* [The data]:
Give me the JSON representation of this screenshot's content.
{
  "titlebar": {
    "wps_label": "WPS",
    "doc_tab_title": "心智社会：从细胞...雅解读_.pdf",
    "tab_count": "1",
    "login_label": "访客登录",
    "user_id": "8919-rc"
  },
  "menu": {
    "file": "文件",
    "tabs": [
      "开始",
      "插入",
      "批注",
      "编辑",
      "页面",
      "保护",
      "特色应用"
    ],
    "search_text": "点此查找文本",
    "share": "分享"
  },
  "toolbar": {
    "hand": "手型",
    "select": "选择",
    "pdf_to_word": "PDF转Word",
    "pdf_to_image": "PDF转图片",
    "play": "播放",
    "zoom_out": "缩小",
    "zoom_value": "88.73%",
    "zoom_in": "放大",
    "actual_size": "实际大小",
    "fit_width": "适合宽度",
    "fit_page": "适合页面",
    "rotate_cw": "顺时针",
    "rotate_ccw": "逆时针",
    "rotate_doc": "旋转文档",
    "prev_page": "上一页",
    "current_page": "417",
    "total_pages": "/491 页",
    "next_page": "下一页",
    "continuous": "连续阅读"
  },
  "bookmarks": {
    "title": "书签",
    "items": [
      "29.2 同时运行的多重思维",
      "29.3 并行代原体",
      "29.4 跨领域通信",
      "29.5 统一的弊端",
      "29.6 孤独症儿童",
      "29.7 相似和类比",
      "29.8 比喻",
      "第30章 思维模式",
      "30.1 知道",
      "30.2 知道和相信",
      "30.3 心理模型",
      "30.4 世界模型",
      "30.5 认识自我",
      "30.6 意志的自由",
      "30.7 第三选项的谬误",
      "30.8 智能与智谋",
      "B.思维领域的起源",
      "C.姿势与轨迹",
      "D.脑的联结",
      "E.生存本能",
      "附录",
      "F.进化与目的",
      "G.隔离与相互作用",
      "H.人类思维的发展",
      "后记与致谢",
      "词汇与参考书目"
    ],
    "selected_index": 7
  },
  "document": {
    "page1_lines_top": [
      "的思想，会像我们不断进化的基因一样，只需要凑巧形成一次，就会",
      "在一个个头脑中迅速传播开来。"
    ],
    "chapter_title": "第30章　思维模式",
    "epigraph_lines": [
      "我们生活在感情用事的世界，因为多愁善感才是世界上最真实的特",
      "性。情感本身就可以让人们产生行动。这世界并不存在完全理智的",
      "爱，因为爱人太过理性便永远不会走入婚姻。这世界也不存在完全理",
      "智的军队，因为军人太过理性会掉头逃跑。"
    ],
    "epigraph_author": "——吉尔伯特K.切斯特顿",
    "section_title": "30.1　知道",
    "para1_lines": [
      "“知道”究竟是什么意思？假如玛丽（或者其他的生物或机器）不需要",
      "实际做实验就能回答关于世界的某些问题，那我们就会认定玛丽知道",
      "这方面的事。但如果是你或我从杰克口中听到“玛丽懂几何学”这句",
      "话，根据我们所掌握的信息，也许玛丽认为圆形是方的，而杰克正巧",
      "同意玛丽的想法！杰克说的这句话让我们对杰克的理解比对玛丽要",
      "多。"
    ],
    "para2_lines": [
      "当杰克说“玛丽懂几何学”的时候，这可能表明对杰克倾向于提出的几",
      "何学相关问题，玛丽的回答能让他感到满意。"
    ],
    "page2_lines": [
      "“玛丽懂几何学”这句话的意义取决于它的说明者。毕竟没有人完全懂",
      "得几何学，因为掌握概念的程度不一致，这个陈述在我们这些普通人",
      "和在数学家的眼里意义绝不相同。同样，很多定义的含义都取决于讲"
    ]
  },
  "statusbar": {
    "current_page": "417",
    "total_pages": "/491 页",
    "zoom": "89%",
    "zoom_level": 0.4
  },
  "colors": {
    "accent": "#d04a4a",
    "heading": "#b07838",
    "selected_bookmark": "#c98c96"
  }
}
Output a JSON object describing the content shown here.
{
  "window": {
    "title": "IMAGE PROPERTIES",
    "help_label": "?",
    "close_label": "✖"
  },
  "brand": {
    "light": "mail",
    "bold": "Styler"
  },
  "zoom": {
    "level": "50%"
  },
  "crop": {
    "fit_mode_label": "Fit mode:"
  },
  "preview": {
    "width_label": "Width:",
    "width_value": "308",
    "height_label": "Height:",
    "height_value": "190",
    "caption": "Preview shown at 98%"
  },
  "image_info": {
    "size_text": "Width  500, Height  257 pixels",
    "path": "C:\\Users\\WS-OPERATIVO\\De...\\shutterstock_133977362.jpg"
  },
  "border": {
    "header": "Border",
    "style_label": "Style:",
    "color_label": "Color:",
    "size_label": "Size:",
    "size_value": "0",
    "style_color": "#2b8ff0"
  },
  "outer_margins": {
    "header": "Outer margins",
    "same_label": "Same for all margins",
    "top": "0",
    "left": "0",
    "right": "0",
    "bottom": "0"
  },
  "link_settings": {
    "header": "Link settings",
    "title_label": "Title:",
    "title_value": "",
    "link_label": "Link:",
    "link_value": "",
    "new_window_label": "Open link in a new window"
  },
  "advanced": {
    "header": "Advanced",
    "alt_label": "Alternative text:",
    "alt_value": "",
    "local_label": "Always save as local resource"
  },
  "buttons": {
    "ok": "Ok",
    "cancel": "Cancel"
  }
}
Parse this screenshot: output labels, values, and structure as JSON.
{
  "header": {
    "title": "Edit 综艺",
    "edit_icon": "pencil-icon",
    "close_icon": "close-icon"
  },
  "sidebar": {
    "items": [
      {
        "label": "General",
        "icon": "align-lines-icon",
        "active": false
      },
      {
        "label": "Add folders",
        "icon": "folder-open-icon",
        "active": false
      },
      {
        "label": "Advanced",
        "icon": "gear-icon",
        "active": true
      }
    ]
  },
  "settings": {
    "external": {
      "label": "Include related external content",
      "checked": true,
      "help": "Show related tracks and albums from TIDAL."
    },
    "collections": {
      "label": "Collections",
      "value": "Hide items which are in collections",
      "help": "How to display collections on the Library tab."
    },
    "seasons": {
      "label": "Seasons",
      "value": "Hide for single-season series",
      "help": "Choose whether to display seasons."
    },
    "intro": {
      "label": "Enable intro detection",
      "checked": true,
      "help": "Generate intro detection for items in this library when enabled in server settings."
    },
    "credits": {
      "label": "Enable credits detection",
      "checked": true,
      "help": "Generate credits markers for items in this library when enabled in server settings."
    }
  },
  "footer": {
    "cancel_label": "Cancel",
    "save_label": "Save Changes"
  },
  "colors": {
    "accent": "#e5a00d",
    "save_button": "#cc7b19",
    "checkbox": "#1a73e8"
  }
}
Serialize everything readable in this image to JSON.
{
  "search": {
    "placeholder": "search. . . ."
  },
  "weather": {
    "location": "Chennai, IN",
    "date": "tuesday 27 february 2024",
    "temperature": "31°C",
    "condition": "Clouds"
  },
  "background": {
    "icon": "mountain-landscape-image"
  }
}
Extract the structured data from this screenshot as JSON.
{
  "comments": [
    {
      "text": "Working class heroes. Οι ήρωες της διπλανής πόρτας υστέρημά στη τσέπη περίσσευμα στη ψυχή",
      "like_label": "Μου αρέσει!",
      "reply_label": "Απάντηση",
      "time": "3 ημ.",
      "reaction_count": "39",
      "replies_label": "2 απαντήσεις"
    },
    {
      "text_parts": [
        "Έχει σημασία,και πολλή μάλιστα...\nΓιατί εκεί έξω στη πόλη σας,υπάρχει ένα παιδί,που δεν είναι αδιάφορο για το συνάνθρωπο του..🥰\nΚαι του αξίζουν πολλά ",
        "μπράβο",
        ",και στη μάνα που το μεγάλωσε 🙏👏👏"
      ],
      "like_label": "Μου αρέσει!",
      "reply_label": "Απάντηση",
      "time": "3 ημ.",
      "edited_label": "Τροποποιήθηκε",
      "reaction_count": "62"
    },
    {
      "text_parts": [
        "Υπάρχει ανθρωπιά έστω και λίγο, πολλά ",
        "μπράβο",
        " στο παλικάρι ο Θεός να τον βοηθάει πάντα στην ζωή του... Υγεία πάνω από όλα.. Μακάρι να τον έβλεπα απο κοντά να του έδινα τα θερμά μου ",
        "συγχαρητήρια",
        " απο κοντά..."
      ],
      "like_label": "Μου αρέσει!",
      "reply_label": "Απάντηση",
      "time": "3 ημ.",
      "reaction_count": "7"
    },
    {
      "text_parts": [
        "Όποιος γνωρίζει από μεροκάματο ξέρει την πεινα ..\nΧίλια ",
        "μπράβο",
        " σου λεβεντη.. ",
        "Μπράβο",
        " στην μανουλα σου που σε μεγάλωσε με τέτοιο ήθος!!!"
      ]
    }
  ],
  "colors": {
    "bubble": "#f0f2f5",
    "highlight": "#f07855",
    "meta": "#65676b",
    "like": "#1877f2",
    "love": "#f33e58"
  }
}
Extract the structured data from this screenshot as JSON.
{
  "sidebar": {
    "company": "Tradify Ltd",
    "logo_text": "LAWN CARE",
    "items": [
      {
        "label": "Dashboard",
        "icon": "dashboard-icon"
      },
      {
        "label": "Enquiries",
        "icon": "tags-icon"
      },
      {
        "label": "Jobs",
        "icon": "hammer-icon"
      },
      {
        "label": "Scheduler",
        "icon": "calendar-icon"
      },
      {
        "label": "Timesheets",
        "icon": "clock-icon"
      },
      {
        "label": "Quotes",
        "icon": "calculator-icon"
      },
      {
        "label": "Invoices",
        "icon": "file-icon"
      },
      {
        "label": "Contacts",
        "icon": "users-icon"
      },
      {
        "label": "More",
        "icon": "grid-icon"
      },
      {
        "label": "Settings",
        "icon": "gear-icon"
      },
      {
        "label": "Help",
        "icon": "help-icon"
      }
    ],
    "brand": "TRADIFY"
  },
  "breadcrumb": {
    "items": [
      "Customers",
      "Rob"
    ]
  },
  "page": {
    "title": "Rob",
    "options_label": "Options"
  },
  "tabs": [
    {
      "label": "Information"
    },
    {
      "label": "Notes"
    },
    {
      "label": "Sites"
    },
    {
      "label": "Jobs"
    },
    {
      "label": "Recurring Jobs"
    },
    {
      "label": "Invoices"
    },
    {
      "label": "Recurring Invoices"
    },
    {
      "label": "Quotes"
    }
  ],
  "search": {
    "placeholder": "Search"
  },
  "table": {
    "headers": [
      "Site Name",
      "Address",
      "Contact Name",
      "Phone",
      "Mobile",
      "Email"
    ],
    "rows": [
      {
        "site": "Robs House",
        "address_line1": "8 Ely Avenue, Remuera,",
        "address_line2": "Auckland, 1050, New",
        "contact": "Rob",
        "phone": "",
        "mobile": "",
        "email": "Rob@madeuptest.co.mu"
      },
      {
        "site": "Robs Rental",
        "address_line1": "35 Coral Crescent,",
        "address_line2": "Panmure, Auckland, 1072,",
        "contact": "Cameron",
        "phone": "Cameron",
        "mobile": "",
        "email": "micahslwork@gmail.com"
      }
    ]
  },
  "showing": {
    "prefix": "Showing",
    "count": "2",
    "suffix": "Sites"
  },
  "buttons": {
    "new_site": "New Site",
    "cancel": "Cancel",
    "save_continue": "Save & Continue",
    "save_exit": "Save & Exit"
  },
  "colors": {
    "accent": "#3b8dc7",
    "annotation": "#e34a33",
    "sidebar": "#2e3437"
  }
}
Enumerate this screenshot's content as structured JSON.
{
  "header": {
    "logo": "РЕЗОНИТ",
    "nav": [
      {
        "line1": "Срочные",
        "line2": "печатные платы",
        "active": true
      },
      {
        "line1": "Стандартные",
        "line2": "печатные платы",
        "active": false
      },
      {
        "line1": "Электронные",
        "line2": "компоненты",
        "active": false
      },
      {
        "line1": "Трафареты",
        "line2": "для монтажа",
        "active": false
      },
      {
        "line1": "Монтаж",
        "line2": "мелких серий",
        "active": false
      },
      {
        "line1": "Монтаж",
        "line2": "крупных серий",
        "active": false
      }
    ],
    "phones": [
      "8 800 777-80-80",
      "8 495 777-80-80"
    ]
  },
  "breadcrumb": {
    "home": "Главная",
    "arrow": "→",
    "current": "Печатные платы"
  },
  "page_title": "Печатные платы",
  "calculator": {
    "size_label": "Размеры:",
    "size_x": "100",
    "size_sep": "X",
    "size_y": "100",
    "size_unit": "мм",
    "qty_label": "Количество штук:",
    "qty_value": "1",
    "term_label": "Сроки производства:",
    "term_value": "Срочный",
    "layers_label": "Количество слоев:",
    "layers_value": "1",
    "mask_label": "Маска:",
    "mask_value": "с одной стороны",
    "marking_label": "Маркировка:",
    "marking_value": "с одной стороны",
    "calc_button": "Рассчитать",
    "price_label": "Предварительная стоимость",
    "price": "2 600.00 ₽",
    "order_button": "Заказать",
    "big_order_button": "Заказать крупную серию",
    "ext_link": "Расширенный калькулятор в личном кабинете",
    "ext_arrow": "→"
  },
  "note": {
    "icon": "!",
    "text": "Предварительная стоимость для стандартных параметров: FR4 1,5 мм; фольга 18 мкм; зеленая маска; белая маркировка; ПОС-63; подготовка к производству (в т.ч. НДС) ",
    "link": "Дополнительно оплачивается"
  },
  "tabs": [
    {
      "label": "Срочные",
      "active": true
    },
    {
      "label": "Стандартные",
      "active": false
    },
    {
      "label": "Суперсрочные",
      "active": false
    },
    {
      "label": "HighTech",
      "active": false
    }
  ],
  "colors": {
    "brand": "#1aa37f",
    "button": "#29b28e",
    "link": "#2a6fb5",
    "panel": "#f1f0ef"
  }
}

* [Instructions to follow]:
Spot every line that holds "серий" and copy it.

* [Finished task]:
        "line2": "мелких серий",
        "line2": "крупных серий",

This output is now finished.